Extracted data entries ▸
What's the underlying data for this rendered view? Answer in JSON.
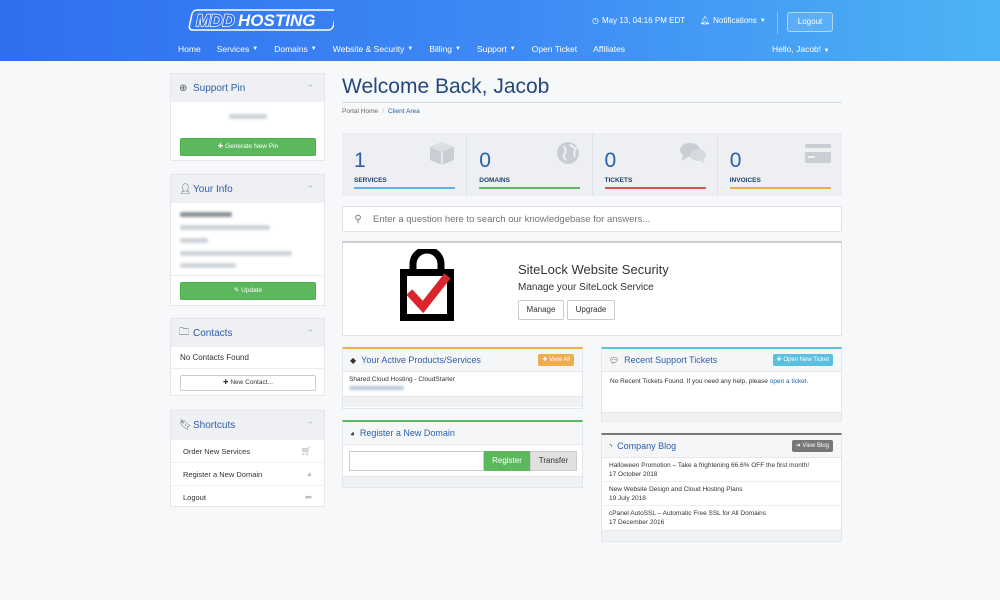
{
  "header": {
    "datetime": "May 13, 04:16 PM EDT",
    "notifications": "Notifications",
    "logout": "Logout",
    "nav": [
      "Home",
      "Services",
      "Domains",
      "Website & Security",
      "Billing",
      "Support",
      "Open Ticket",
      "Affiliates"
    ],
    "nav_dropdown": [
      false,
      true,
      true,
      true,
      true,
      true,
      false,
      false
    ],
    "greeting": "Hello, Jacob!"
  },
  "sidebar": {
    "support_pin": {
      "title": "Support Pin",
      "button": "Generate New Pin"
    },
    "your_info": {
      "title": "Your Info",
      "button": "Update"
    },
    "contacts": {
      "title": "Contacts",
      "empty": "No Contacts Found",
      "button": "New Contact..."
    },
    "shortcuts": {
      "title": "Shortcuts",
      "items": [
        "Order New Services",
        "Register a New Domain",
        "Logout"
      ]
    }
  },
  "main": {
    "title": "Welcome Back, Jacob",
    "breadcrumb": [
      "Portal Home",
      "Client Area"
    ],
    "stats": [
      {
        "value": "1",
        "label": "SERVICES",
        "color": "#5bb3e6",
        "icon": "cube-icon"
      },
      {
        "value": "0",
        "label": "DOMAINS",
        "color": "#5cb85c",
        "icon": "globe-icon"
      },
      {
        "value": "0",
        "label": "TICKETS",
        "color": "#d9534f",
        "icon": "comments-icon"
      },
      {
        "value": "0",
        "label": "INVOICES",
        "color": "#f0ad4e",
        "icon": "credit-card-icon"
      }
    ],
    "search_placeholder": "Enter a question here to search our knowledgebase for answers...",
    "sitelock": {
      "title": "SiteLock Website Security",
      "subtitle": "Manage your SiteLock Service",
      "manage": "Manage",
      "upgrade": "Upgrade"
    },
    "products": {
      "title": "Your Active Products/Services",
      "button": "View All",
      "item": "Shared Cloud Hosting - CloudStarter"
    },
    "register_domain": {
      "title": "Register a New Domain",
      "register": "Register",
      "transfer": "Transfer"
    },
    "tickets": {
      "title": "Recent Support Tickets",
      "button": "Open New Ticket",
      "text": "No Recent Tickets Found. If you need any help, please",
      "link": "open a ticket",
      "after": "."
    },
    "blog": {
      "title": "Company Blog",
      "button": "View Blog",
      "posts": [
        {
          "title": "Halloween Promotion – Take a frightening 66.6% OFF the first month!",
          "date": "17 October 2018"
        },
        {
          "title": "New Website Design and Cloud Hosting Plans",
          "date": "19 July 2018"
        },
        {
          "title": "cPanel AutoSSL – Automatic Free SSL for All Domains",
          "date": "17 December 2016"
        }
      ]
    }
  },
  "colors": {
    "primary": "#2b5fa9",
    "green": "#5cb85c",
    "orange": "#f0ad4e",
    "teal": "#5bc0de",
    "gray": "#777777"
  }
}
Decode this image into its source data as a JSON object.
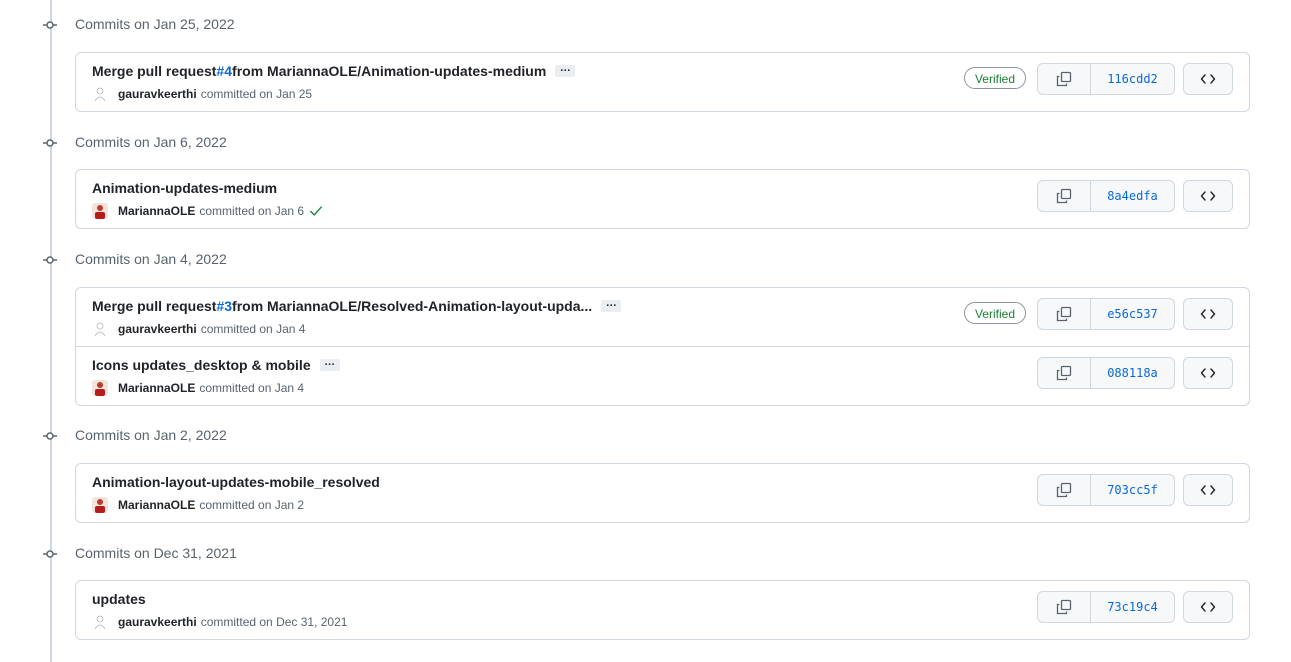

PROMPT ▸
Copy every line above that includes the string "Hosting".

ANSWER TO THE PROBLEM ▸
      "item": "Shared Cloud Hosting - CloudStarter"
          "title": "New Website Design and Cloud Hosting Plans",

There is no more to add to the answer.